• [Goal]
Your task is to transcribe all of the records exactly and leave out the pictures.

---------- Task inputs

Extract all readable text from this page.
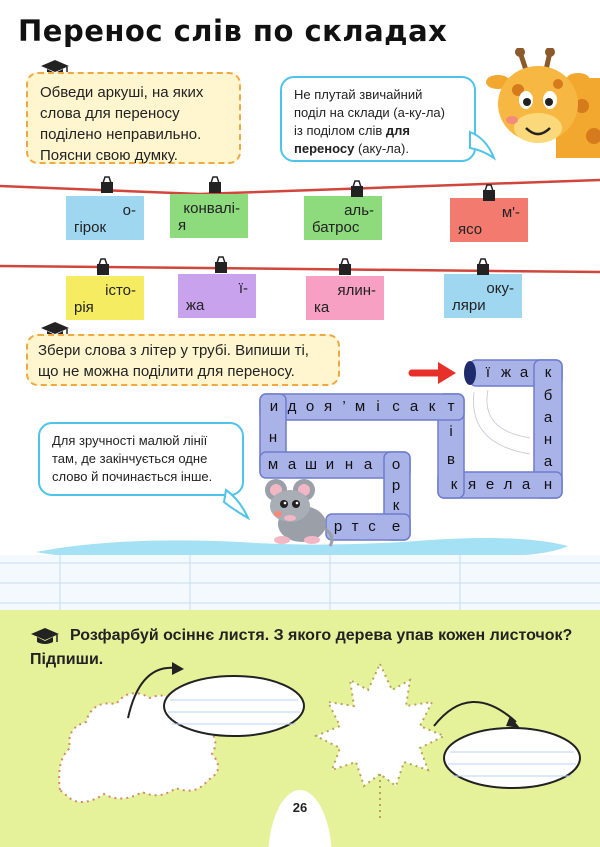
Перенос слів по складах
Обведи аркуші, на яких
слова для переносу
поділено неправильно.
Поясни свою думку.
Не плутай звичайний
поділ на склади (а-ку-ла)
із поділом слів для
переносу (аку-ла).
о-
гірок
конвалі-
я
аль-
батрос
м'-
ясо
істо-
рія
ї-
жа
ялин-
ка
оку-
ляри
Збери слова з літер у трубі. Випиши ті,
що не можна поділити для переносу.	ї ж а	к
б
а
н
а
н
к я е л а
т
і
в
и д о я ’ м і с а к
н
м а ш и н а о
р
к
р т с е
Для зручності малюй лінії
там, де закінчується одне
слово й починається інше.
Розфарбуй осіннє листя. З якого дерева упав кожен листочок?
Підпиши.
26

--------------------

• [Task output]
Extract all readable text from this page.
Перенос слів по складах
Обведи аркуші, на яких
слова для переносу
поділено неправильно.
Поясни свою думку.
Не плутай звичайний
поділ на склади (а-ку-ла)
із поділом слів для
переносу (аку-ла).
о-
гірок
конвалі-
я
аль-
батрос
м'-
ясо
істо-
рія
ї-
жа
ялин-
ка
оку-
ляри
Збери слова з літер у трубі. Випиши ті,
що не можна поділити для переносу.	ї ж а	к
б
а
н
а
н
к я е л а
т
і
в
и д о я ’ м і с а к
н
м а ш и н а о
р
к
р т с е
Для зручності малюй лінії
там, де закінчується одне
слово й починається інше.
Розфарбуй осіннє листя. З якого дерева упав кожен листочок?
Підпиши.
26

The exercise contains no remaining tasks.